**Items from a data source:**
**********

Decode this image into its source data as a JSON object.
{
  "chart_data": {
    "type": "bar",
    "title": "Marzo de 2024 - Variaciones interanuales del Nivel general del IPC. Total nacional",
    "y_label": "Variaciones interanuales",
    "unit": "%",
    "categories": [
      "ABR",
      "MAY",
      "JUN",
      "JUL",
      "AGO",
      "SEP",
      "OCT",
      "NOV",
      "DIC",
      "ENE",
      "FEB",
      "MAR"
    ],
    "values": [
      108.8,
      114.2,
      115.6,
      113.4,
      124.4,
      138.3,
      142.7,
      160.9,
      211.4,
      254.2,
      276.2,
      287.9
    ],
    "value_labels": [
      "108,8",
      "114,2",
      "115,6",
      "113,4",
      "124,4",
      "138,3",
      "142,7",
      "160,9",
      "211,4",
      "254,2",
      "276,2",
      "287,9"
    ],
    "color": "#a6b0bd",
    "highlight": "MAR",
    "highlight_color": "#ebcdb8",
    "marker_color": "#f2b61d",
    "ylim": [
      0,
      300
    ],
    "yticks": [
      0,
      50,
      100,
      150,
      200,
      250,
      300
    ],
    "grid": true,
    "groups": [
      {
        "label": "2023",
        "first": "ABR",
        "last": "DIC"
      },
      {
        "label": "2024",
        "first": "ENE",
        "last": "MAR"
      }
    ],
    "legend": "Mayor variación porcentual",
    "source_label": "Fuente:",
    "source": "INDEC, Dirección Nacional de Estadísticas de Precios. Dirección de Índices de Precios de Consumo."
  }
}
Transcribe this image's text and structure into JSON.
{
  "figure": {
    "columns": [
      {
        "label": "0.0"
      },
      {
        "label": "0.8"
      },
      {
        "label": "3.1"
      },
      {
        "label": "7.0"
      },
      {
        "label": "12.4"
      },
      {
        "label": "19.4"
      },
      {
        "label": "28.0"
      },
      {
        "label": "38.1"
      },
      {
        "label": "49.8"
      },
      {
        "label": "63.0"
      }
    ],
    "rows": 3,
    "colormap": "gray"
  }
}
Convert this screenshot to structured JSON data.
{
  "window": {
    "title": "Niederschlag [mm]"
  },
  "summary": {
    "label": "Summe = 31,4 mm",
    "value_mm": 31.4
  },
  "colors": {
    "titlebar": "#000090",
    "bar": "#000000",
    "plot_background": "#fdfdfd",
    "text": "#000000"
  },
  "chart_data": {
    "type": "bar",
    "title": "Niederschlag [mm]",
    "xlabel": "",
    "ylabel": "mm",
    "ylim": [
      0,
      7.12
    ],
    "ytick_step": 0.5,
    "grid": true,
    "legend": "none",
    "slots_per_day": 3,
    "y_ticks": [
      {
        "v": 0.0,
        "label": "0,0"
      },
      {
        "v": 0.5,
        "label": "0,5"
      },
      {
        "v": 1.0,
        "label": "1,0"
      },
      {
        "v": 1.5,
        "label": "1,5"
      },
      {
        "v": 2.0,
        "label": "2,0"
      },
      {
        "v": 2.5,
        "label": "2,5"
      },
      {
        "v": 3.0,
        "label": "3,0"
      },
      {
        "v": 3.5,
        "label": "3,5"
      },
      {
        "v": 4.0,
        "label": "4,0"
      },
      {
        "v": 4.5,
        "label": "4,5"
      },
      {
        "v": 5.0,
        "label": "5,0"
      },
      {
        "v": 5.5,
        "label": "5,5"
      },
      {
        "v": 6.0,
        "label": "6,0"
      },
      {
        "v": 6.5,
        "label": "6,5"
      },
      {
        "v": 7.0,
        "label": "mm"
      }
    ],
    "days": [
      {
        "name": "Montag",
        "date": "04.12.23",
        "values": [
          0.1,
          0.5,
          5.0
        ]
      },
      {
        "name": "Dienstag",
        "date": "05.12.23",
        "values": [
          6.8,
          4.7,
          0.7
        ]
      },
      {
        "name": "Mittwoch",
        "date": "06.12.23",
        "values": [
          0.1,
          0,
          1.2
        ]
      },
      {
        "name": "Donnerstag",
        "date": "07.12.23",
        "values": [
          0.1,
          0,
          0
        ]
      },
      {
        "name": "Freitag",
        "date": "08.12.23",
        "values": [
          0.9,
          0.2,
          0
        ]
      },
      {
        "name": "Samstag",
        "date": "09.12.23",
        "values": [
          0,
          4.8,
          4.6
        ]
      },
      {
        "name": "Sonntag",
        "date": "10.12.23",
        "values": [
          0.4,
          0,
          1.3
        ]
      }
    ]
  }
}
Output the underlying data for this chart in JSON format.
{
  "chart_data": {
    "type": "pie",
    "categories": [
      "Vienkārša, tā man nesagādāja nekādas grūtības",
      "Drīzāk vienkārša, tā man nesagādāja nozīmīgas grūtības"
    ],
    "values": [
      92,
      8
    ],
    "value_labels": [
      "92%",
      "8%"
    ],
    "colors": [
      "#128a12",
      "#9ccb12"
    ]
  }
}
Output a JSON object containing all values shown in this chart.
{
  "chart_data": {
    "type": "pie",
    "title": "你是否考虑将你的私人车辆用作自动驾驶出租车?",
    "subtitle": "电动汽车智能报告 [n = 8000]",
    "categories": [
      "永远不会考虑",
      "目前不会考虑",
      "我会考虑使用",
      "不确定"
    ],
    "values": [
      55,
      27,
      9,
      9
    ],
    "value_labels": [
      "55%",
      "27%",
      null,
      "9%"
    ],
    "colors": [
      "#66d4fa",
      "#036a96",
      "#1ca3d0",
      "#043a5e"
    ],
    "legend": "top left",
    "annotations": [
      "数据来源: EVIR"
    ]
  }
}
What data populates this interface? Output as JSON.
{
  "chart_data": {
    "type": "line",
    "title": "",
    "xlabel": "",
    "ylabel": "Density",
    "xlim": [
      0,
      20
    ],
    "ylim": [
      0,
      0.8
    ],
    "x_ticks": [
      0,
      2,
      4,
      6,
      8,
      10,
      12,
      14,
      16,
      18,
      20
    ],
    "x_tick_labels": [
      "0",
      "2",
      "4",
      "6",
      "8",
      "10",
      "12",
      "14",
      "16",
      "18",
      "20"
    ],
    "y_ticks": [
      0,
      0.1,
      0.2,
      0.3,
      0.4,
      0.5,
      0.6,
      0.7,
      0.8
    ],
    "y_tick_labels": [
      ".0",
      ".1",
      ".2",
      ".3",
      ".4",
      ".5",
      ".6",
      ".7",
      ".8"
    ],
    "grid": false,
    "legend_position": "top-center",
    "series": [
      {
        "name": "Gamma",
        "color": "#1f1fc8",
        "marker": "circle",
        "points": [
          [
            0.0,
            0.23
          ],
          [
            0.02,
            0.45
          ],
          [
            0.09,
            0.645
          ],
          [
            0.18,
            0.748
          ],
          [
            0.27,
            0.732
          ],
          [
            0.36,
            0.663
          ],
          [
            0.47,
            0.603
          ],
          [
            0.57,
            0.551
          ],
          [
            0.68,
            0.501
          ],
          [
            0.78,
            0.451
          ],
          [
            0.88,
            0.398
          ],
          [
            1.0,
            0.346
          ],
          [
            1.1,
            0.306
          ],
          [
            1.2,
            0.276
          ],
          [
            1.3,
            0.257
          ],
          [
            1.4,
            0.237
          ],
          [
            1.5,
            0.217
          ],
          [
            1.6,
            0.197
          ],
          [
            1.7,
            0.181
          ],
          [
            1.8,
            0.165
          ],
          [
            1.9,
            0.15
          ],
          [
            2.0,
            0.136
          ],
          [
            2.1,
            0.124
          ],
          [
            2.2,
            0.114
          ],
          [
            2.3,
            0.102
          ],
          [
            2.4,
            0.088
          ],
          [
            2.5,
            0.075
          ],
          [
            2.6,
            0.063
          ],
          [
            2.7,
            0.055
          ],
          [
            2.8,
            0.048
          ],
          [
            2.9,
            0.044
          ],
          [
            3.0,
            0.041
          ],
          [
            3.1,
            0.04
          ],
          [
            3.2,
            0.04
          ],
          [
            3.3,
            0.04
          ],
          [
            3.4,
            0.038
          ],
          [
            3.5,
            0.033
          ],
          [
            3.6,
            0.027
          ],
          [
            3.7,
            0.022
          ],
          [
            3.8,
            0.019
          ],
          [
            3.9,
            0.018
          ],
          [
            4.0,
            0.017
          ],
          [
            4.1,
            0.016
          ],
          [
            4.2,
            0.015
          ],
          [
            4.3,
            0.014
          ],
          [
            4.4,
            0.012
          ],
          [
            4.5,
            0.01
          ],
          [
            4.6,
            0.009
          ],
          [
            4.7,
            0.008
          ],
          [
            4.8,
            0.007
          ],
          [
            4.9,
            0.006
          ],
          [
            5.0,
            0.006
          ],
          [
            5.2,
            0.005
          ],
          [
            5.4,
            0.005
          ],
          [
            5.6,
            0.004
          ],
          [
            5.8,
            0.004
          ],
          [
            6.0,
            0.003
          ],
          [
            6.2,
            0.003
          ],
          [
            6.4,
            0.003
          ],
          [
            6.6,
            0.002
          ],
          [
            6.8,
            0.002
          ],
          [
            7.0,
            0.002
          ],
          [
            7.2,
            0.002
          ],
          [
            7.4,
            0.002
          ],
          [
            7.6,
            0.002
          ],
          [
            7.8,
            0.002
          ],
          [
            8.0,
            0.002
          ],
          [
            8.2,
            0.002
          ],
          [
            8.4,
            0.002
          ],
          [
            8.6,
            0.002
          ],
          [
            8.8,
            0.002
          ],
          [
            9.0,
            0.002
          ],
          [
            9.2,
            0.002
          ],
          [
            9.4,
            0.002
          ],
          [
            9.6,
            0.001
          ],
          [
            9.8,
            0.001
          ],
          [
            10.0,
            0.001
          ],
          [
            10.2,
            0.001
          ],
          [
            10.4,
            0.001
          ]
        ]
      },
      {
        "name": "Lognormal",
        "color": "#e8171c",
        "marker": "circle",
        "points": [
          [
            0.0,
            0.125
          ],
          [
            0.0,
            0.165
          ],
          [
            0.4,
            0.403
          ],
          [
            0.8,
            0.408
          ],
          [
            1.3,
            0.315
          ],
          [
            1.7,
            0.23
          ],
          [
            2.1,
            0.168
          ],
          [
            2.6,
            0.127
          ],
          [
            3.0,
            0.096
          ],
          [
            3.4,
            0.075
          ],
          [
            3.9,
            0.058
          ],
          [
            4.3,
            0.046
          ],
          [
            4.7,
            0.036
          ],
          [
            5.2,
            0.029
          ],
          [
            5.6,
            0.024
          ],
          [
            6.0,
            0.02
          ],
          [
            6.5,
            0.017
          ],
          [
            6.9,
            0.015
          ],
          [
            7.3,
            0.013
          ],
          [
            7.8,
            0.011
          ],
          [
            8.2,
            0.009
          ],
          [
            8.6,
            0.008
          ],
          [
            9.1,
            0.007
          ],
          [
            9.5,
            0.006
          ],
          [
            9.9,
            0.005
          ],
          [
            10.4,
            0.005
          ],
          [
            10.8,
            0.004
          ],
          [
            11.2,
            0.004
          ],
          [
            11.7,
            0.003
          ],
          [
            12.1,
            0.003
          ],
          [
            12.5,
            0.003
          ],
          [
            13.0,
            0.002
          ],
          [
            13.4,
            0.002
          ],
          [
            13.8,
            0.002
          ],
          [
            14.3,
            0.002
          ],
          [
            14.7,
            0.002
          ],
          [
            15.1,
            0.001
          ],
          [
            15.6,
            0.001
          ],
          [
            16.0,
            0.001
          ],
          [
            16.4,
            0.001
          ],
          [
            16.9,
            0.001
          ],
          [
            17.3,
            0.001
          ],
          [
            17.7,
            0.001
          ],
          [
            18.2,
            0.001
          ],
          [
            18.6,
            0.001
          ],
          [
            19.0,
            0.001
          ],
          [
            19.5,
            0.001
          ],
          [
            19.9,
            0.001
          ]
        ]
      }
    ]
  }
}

**********

**INSTRUCTIONS FOR THE TASK:**
Copy whichever lines in the listing above contain the word "into".

**FINISHED ANSWER:**
Decode this image into its source data as a JSON object.
Transcribe this image's text and structure into JSON.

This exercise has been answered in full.